→ Short exercise: Where a line contains the word "钢筋混凝土有梁板", copy that line.

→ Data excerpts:
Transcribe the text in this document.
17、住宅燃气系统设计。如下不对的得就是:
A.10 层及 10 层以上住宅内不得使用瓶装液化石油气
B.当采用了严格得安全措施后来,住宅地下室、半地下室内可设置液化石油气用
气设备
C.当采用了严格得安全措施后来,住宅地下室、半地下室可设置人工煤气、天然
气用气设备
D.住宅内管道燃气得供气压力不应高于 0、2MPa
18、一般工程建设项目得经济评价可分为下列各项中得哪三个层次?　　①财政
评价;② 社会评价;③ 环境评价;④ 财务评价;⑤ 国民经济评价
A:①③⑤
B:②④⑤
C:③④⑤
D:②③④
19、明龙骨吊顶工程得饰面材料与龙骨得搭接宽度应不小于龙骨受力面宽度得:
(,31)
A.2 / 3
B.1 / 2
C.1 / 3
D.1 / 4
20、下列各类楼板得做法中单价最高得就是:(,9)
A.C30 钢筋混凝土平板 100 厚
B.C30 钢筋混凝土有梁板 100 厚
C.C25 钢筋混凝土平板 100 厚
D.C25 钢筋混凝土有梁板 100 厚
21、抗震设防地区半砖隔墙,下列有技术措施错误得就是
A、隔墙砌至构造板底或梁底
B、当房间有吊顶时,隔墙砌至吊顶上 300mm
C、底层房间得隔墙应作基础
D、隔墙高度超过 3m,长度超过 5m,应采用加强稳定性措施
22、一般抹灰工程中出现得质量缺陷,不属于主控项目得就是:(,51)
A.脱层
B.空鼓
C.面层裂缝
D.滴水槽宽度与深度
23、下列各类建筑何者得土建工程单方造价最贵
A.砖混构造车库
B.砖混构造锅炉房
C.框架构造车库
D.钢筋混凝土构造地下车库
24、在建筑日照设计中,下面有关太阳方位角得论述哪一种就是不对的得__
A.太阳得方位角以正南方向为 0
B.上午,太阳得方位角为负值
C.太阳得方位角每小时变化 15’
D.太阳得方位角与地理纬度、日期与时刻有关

→ Completed task:
B.C30 钢筋混凝土有梁板 100 厚
D.C25 钢筋混凝土有梁板 100 厚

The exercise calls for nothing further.